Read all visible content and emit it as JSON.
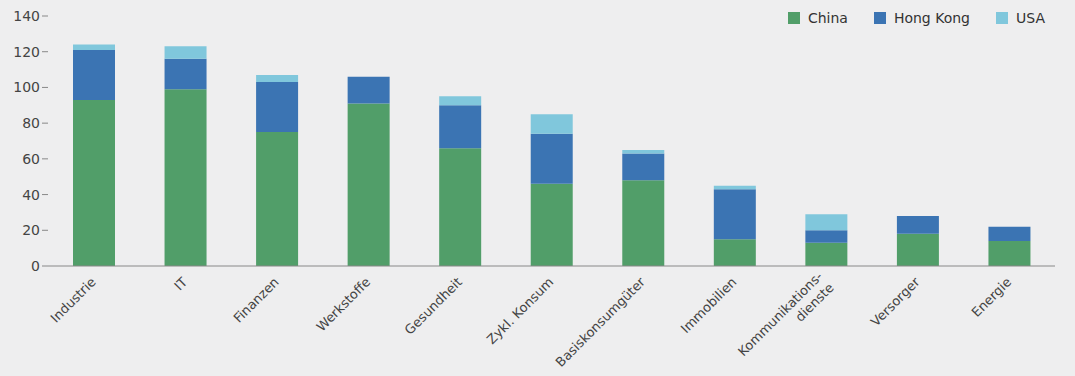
{
  "chart_data": {
    "type": "bar",
    "stacked": true,
    "categories": [
      "Industrie",
      "IT",
      "Finanzen",
      "Werkstoffe",
      "Gesundheit",
      "Zykl. Konsum",
      "Basiskonsumgüter",
      "Immobilien",
      "Kommunikations-\ndienste",
      "Versorger",
      "Energie"
    ],
    "series": [
      {
        "name": "China",
        "color": "#519e69",
        "values": [
          93,
          99,
          75,
          91,
          66,
          46,
          48,
          15,
          13,
          18,
          14
        ]
      },
      {
        "name": "Hong Kong",
        "color": "#3b74b3",
        "values": [
          28,
          17,
          28,
          15,
          24,
          28,
          15,
          28,
          7,
          10,
          8
        ]
      },
      {
        "name": "USA",
        "color": "#80c7dc",
        "values": [
          3,
          7,
          4,
          0,
          5,
          11,
          2,
          2,
          9,
          0,
          0
        ]
      }
    ],
    "ylim": [
      0,
      140
    ],
    "yticks": [
      0,
      20,
      40,
      60,
      80,
      100,
      120,
      140
    ],
    "grid": false,
    "legend": "top-right"
  }
}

━━━━━━

■ **OBJECTIVE**
Which lines above contain "color"? Show each of them.

■ **PROBLEM SOLUTION**
        "color": "#519e69",
        "color": "#3b74b3",
        "color": "#80c7dc",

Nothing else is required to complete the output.